## [Exercise directions]
Give the count of lines that include the string "data". Add nothing to it.

-- begin Given information --

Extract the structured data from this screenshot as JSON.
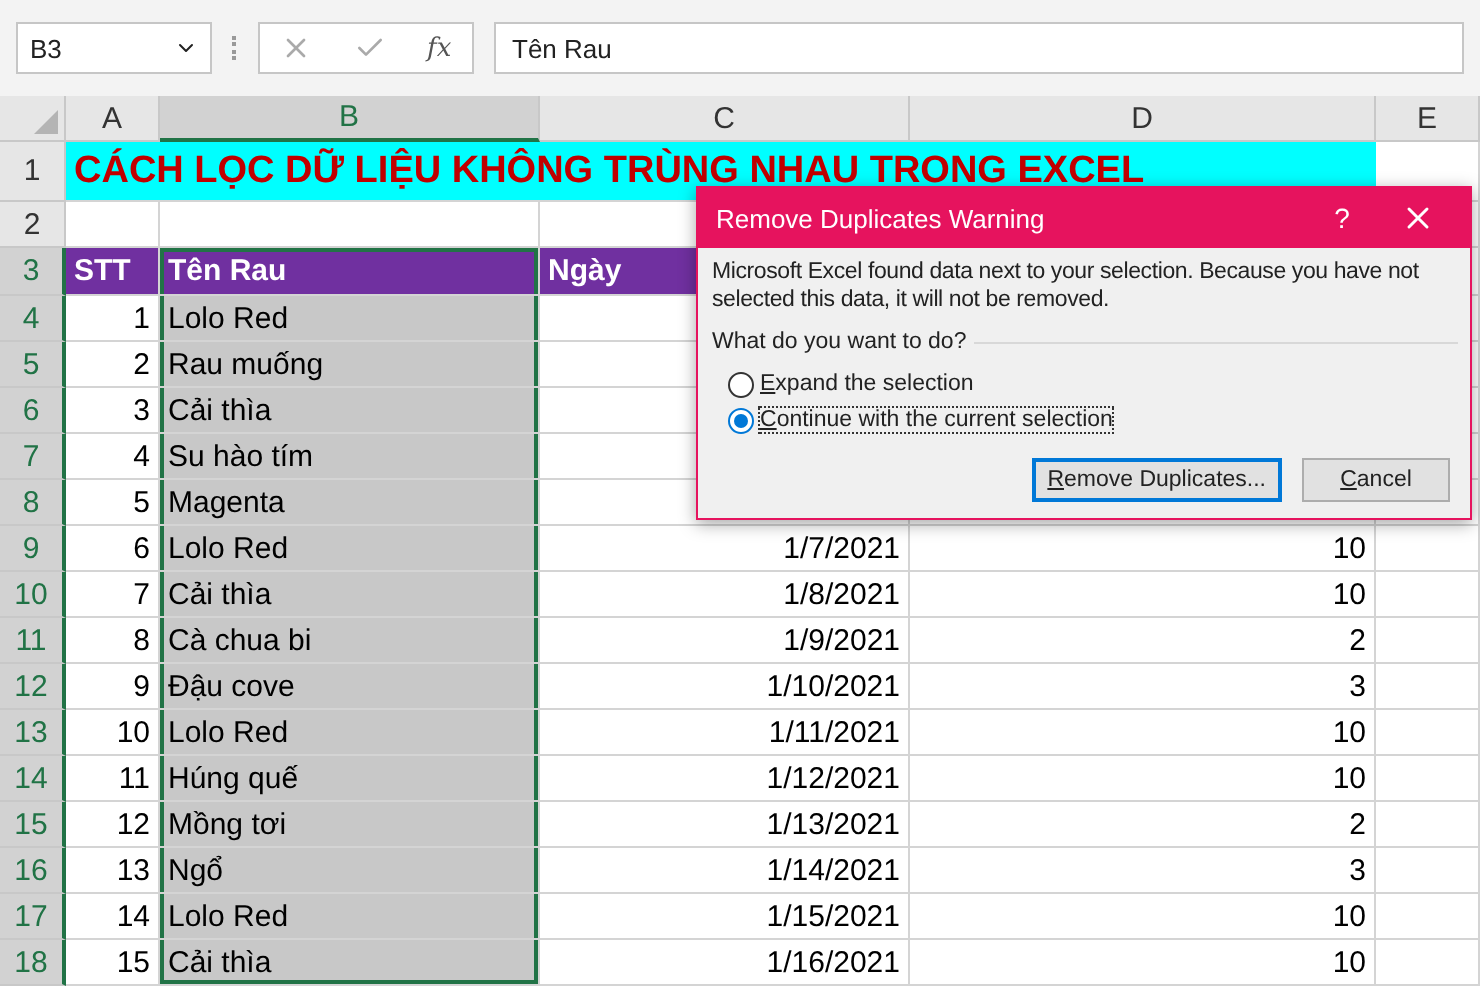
{
  "formula_bar": {
    "name_box": "B3",
    "fx": "fx",
    "value": "Tên Rau"
  },
  "columns": [
    {
      "label": "A",
      "selected": false
    },
    {
      "label": "B",
      "selected": true
    },
    {
      "label": "C",
      "selected": false
    },
    {
      "label": "D",
      "selected": false
    },
    {
      "label": "E",
      "selected": false
    }
  ],
  "title_row": {
    "row": "1",
    "text": "CÁCH LỌC DỮ LIỆU KHÔNG TRÙNG NHAU TRONG EXCEL"
  },
  "empty_row": {
    "row": "2"
  },
  "header_row": {
    "row": "3",
    "cells": [
      "STT",
      "Tên Rau",
      "Ngày"
    ]
  },
  "rows": [
    {
      "row": "4",
      "stt": "1",
      "name": "Lolo Red"
    },
    {
      "row": "5",
      "stt": "2",
      "name": "Rau muống"
    },
    {
      "row": "6",
      "stt": "3",
      "name": "Cải thìa"
    },
    {
      "row": "7",
      "stt": "4",
      "name": "Su hào tím"
    },
    {
      "row": "8",
      "stt": "5",
      "name": "Magenta"
    },
    {
      "row": "9",
      "stt": "6",
      "name": "Lolo Red",
      "date": "1/7/2021",
      "qty": "10"
    },
    {
      "row": "10",
      "stt": "7",
      "name": "Cải thìa",
      "date": "1/8/2021",
      "qty": "10"
    },
    {
      "row": "11",
      "stt": "8",
      "name": "Cà chua bi",
      "date": "1/9/2021",
      "qty": "2"
    },
    {
      "row": "12",
      "stt": "9",
      "name": "Đậu cove",
      "date": "1/10/2021",
      "qty": "3"
    },
    {
      "row": "13",
      "stt": "10",
      "name": "Lolo Red",
      "date": "1/11/2021",
      "qty": "10"
    },
    {
      "row": "14",
      "stt": "11",
      "name": "Húng quế",
      "date": "1/12/2021",
      "qty": "10"
    },
    {
      "row": "15",
      "stt": "12",
      "name": "Mồng tơi",
      "date": "1/13/2021",
      "qty": "2"
    },
    {
      "row": "16",
      "stt": "13",
      "name": "Ngổ",
      "date": "1/14/2021",
      "qty": "3"
    },
    {
      "row": "17",
      "stt": "14",
      "name": "Lolo Red",
      "date": "1/15/2021",
      "qty": "10"
    },
    {
      "row": "18",
      "stt": "15",
      "name": "Cải thìa",
      "date": "1/16/2021",
      "qty": "10"
    }
  ],
  "dialog": {
    "title": "Remove Duplicates Warning",
    "help": "?",
    "message": "Microsoft Excel found data next to your selection. Because you have not selected this data, it will not be removed.",
    "question": "What do you want to do?",
    "options": [
      {
        "label": "Expand the selection",
        "selected": false
      },
      {
        "label": "Continue with the current selection",
        "selected": true
      }
    ],
    "buttons": [
      {
        "label": "Remove Duplicates...",
        "default": true
      },
      {
        "label": "Cancel",
        "default": false
      }
    ]
  }
}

-- end Given information --

## [Response for this exercise]
2